Which lines hold the string "przypadkach"? Copy every one of them.

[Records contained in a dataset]
++++++++++++++++++++
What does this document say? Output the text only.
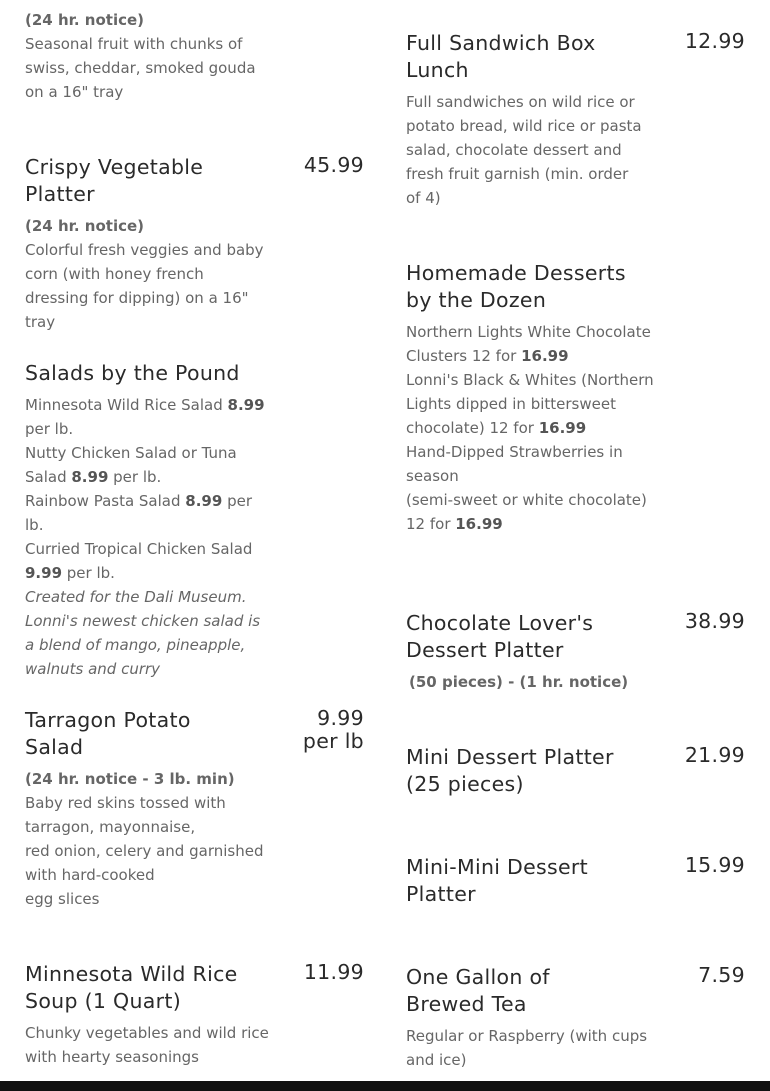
(24 hr. notice)
Seasonal fruit with chunks of swiss, cheddar, smoked gouda on a 16" tray
Crispy Vegetable Platter
45.99
(24 hr. notice)
Colorful fresh veggies and baby corn (with honey french dressing for dipping) on a 16" tray
Salads by the Pound
Minnesota Wild Rice Salad 8.99 per lb.
Nutty Chicken Salad or Tuna Salad 8.99 per lb.
Rainbow Pasta Salad 8.99 per lb.
Curried Tropical Chicken Salad 9.99 per lb.
Created for the Dali Museum. Lonni's newest chicken salad is a blend of mango, pineapple, walnuts and curry
Tarragon Potato Salad
9.99
per lb
(24 hr. notice - 3 lb. min)
Baby red skins tossed with
tarragon, mayonnaise,
red onion, celery and garnished
with hard-cooked
egg slices
Minnesota Wild Rice Soup (1 Quart)
11.99
Chunky vegetables and wild rice with hearty seasonings
Full Sandwich Box Lunch
12.99
Full sandwiches on wild rice or potato bread, wild rice or pasta salad, chocolate dessert and fresh fruit garnish (min. order of 4)
Homemade Desserts by the Dozen
Northern Lights White Chocolate Clusters 12 for 16.99
Lonni's Black & Whites (Northern Lights dipped in bittersweet chocolate) 12 for 16.99
Hand-Dipped Strawberries in season
(semi-sweet or white chocolate) 12 for 16.99
Chocolate Lover's Dessert Platter
38.99
(50 pieces) - (1 hr. notice)
Mini Dessert Platter (25 pieces)
21.99
Mini-Mini Dessert Platter
15.99
One Gallon of Brewed Tea
7.59
Regular or Raspberry (with cups and ice)
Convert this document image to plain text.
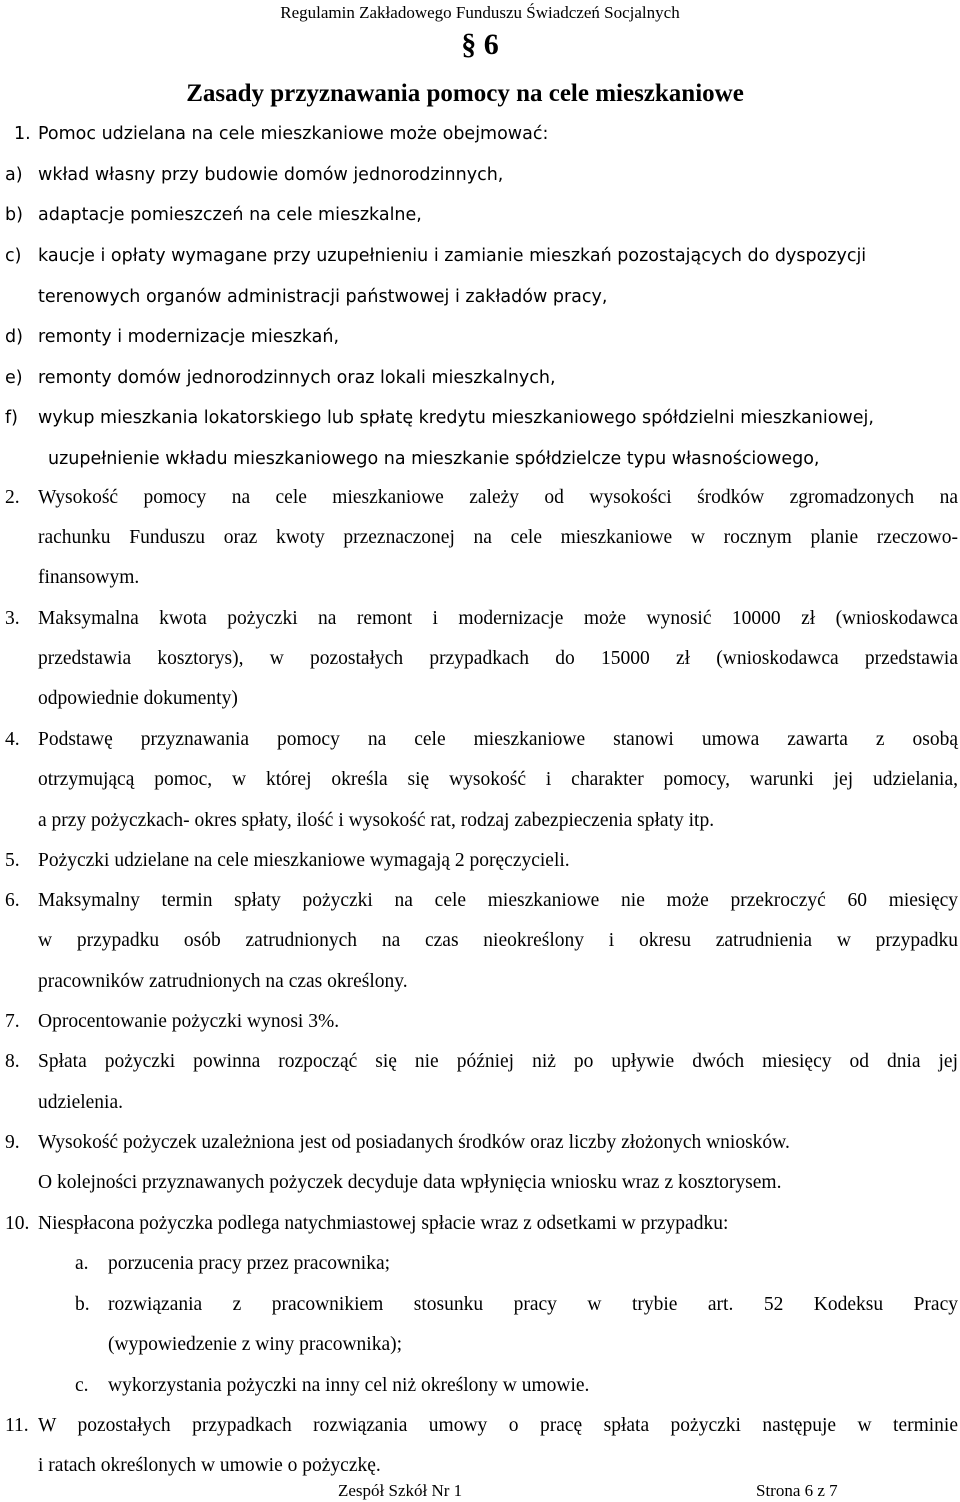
Regulamin Zakładowego Funduszu Świadczeń Socjalnych
§ 6
Zasady przyznawania pomocy na cele mieszkaniowe
1. Pomoc udzielana na cele mieszkaniowe może obejmować:
a) wkład własny przy budowie domów jednorodzinnych,
b) adaptacje pomieszczeń na cele mieszkalne,
c) kaucje i opłaty wymagane przy uzupełnieniu i zamianie mieszkań pozostających do dyspozycji
terenowych organów administracji państwowej i zakładów pracy,
d) remonty i modernizacje mieszkań,
e) remonty domów jednorodzinnych oraz lokali mieszkalnych,
f) wykup mieszkania lokatorskiego lub spłatę kredytu mieszkaniowego spółdzielni mieszkaniowej,
uzupełnienie wkładu mieszkaniowego na mieszkanie spółdzielcze typu własnościowego,
2. Wysokość pomocy na cele mieszkaniowe zależy od wysokości środków zgromadzonych na
rachunku Funduszu oraz kwoty przeznaczonej na cele mieszkaniowe w rocznym planie rzeczowo-
finansowym.
3. Maksymalna kwota pożyczki na remont i modernizacje może wynosić 10000 zł (wnioskodawca
przedstawia kosztorys), w pozostałych przypadkach do 15000 zł (wnioskodawca przedstawia
odpowiednie dokumenty)
4. Podstawę przyznawania pomocy na cele mieszkaniowe stanowi umowa zawarta z osobą
otrzymującą pomoc, w której określa się wysokość i charakter pomocy, warunki jej udzielania,
a przy pożyczkach- okres spłaty, ilość i wysokość rat, rodzaj zabezpieczenia spłaty itp.
5. Pożyczki udzielane na cele mieszkaniowe wymagają 2 poręczycieli.
6. Maksymalny termin spłaty pożyczki na cele mieszkaniowe nie może przekroczyć 60 miesięcy
w przypadku osób zatrudnionych na czas nieokreślony i okresu zatrudnienia w przypadku
pracowników zatrudnionych na czas określony.
7. Oprocentowanie pożyczki wynosi 3%.
8. Spłata pożyczki powinna rozpocząć się nie później niż po upływie dwóch miesięcy od dnia jej
udzielenia.
9. Wysokość pożyczek uzależniona jest od posiadanych środków oraz liczby złożonych wniosków.
O kolejności przyznawanych pożyczek decyduje data wpłynięcia wniosku wraz z kosztorysem.
10. Niespłacona pożyczka podlega natychmiastowej spłacie wraz z odsetkami w przypadku:
a. porzucenia pracy przez pracownika;
b. rozwiązania z pracownikiem stosunku pracy w trybie art. 52 Kodeksu Pracy
(wypowiedzenie z winy pracownika);
c. wykorzystania pożyczki na inny cel niż określony w umowie.
11. W pozostałych przypadkach rozwiązania umowy o pracę spłata pożyczki następuje w terminie
i ratach określonych w umowie o pożyczkę.
Zespół Szkół Nr 1	Strona 6 z 7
++++++++++++++++++++
### Completed task
przedstawia kosztorys), w pozostałych przypadkach do 15000 zł (wnioskodawca przedstawia
11. W pozostałych przypadkach rozwiązania umowy o pracę spłata pożyczki następuje w terminie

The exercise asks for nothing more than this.